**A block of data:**
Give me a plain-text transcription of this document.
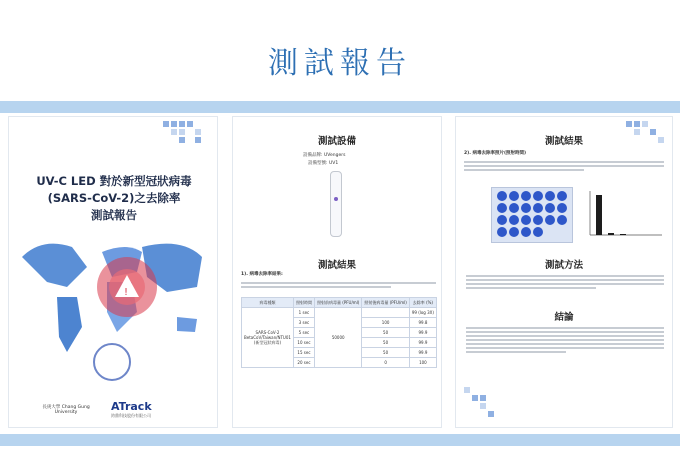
測試報告
UV-C LED 對於新型冠狀病毒
(SARS-CoV-2)之去除率
測試報告
!
長庚大學 Chang Gung University	ATrack
鈞鼎科技股份有限公司
測試設備
設備品牌: UVengers
設備型號: UV1
測試結果
1). 病毒去除率結果:
病毒種類	照射時間	照射前病毒量 (PFU/ml)	照射後病毒量 (PFU/ml)	去除率 (%)
SARS-CoV-2 BetaCoV/Taiwan/NTU01 (新型冠狀病毒)	1 sec	50000		99 (log 3X)
	3 sec		100	99.8
	5 sec		50	99.9
	10 sec		50	99.9
	15 sec		50	99.9
	20 sec		0	100
測試結果
2). 病毒去除率照片(照射時間)
測試方法
結論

**EXERCISE OBJECTIVE:** Scan the lines above for "照射時間", then copy every one that has it.

**EXERCISE SOLUTION:**
病毒種類	照射時間	照射前病毒量 (PFU/ml)	照射後病毒量 (PFU/ml)	去除率 (%)
2). 病毒去除率照片(照射時間)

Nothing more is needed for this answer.